Items from a data source:
— Start —

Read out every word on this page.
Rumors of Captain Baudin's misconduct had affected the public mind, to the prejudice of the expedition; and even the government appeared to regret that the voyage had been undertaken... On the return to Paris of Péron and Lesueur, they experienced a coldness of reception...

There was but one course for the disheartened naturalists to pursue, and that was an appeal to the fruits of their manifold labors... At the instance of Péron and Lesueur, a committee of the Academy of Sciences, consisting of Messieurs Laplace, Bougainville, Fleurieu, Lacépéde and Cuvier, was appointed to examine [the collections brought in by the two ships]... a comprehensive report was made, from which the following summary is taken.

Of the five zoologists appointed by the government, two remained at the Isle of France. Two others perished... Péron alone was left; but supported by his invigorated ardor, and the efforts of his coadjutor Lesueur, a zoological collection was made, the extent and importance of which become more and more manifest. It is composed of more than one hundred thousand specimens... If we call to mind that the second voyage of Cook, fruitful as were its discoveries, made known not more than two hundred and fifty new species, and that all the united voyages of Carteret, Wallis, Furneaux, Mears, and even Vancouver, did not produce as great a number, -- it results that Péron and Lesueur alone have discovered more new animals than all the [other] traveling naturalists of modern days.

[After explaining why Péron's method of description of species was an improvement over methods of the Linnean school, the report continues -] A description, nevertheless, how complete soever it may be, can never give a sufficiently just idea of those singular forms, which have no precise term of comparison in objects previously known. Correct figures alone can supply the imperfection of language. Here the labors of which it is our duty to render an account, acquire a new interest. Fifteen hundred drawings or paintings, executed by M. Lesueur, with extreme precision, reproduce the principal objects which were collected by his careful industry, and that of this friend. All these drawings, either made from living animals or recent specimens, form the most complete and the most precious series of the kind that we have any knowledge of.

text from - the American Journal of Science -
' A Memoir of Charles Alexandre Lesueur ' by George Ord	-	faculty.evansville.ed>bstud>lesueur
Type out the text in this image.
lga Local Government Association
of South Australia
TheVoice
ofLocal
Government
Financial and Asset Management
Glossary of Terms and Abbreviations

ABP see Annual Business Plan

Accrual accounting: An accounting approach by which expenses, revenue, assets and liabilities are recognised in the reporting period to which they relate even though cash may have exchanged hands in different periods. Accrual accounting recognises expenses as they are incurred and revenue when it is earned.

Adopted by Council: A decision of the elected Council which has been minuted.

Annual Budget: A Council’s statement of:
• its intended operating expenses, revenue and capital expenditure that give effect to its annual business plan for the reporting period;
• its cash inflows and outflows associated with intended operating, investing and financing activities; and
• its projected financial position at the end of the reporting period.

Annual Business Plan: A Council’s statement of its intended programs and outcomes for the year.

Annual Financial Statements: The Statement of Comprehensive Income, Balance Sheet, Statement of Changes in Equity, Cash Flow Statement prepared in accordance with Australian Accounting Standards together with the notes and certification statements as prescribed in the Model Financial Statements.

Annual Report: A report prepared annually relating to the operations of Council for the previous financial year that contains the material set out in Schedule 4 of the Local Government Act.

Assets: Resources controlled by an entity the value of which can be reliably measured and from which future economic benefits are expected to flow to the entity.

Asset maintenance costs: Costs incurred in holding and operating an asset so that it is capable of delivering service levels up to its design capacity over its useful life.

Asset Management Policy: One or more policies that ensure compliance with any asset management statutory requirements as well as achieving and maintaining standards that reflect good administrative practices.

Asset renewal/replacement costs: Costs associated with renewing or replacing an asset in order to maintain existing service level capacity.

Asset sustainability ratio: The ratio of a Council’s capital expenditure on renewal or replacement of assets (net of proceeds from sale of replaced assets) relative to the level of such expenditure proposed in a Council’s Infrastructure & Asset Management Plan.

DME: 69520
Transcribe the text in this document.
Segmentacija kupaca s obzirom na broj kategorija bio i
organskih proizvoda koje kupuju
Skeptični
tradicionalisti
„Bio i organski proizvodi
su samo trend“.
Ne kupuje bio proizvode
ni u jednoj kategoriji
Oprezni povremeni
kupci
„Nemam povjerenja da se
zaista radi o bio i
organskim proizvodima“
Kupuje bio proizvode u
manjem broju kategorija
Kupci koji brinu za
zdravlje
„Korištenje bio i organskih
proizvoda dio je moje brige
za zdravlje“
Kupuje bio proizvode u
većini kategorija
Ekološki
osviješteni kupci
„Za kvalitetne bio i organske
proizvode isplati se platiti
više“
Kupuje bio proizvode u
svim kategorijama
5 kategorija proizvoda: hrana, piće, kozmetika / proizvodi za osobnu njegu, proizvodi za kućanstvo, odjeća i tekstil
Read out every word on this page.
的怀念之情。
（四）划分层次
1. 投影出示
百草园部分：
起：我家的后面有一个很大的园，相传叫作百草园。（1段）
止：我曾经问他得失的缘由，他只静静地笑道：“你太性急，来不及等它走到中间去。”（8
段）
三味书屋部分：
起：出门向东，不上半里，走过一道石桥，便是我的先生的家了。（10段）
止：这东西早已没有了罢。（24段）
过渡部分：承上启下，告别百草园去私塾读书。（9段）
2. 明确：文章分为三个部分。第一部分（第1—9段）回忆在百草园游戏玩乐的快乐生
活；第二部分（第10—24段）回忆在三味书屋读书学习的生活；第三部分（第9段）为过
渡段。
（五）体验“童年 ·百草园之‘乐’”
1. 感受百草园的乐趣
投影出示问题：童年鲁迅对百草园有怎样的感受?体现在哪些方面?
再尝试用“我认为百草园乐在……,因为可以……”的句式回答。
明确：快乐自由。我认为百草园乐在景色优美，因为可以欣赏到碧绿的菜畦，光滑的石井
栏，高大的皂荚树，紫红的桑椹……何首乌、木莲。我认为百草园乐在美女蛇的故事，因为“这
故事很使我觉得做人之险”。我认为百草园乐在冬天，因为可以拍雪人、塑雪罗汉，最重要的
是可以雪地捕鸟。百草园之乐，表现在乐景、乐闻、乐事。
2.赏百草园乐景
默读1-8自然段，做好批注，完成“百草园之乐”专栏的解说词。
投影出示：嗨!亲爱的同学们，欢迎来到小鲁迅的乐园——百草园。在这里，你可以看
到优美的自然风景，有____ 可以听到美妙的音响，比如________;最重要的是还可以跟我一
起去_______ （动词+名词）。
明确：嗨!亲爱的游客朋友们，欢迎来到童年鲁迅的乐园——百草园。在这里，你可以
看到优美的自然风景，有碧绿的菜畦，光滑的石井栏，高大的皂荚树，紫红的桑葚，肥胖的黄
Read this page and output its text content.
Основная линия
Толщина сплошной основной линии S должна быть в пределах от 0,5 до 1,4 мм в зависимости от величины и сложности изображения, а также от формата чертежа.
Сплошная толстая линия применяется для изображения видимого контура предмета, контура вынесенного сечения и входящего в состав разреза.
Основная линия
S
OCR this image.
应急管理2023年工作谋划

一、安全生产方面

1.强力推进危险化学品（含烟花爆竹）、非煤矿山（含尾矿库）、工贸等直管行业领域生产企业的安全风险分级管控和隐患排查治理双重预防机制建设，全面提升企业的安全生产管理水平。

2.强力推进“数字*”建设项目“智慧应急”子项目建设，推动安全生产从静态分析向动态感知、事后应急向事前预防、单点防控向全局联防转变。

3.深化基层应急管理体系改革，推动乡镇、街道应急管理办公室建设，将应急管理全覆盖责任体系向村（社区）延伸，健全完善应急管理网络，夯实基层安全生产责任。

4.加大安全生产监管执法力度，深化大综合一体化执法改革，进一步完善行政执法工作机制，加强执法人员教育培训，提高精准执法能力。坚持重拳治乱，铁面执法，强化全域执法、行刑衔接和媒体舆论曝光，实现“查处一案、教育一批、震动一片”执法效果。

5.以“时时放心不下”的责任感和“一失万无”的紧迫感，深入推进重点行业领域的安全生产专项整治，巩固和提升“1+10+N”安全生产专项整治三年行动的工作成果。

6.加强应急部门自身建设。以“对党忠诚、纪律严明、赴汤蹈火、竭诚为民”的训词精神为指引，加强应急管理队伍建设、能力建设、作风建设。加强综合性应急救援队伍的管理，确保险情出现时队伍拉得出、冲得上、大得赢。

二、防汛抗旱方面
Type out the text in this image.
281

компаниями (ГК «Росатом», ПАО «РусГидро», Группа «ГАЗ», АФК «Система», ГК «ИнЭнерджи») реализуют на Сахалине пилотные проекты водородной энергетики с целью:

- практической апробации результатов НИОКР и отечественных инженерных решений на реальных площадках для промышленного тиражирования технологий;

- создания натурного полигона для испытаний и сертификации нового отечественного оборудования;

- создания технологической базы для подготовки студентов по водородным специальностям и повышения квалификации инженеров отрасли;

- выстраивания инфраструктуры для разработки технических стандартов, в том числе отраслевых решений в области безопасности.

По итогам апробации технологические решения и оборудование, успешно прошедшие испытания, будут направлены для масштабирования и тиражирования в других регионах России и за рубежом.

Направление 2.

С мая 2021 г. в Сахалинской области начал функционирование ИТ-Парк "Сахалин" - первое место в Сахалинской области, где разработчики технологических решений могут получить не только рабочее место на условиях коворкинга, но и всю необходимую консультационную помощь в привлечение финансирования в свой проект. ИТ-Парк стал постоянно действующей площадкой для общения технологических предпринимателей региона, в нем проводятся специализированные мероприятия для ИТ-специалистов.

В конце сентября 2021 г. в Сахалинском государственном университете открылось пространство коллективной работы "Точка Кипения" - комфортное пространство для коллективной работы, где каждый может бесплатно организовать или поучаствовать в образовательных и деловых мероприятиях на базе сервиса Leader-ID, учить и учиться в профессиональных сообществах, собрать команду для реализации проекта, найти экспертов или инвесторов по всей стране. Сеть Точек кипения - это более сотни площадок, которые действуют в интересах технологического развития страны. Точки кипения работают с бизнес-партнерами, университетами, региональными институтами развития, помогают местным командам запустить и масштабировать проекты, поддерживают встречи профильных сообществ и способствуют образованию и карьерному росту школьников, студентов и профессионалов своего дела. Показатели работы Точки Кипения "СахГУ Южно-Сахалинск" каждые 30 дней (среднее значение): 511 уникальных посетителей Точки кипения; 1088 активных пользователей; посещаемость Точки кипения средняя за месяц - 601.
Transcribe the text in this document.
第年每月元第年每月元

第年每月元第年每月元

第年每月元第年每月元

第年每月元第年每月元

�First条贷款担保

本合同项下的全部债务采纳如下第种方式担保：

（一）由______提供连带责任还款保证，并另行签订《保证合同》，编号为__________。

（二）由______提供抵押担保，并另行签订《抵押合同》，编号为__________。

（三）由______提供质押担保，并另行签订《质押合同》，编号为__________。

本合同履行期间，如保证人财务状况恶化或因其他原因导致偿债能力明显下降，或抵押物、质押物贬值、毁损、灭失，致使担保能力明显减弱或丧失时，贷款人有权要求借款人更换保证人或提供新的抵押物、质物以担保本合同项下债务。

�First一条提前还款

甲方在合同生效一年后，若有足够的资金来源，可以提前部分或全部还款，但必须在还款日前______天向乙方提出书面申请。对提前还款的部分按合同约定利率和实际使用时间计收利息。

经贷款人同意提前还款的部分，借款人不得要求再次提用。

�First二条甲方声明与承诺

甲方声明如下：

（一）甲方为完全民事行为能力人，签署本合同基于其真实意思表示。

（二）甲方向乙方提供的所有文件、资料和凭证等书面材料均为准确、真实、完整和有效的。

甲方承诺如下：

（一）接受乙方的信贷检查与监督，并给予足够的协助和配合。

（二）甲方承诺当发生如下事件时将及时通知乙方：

— End —

What the exercise asks: Tally the lines of the listing that include "области". Reply with nothing but the count.

Complete output: 2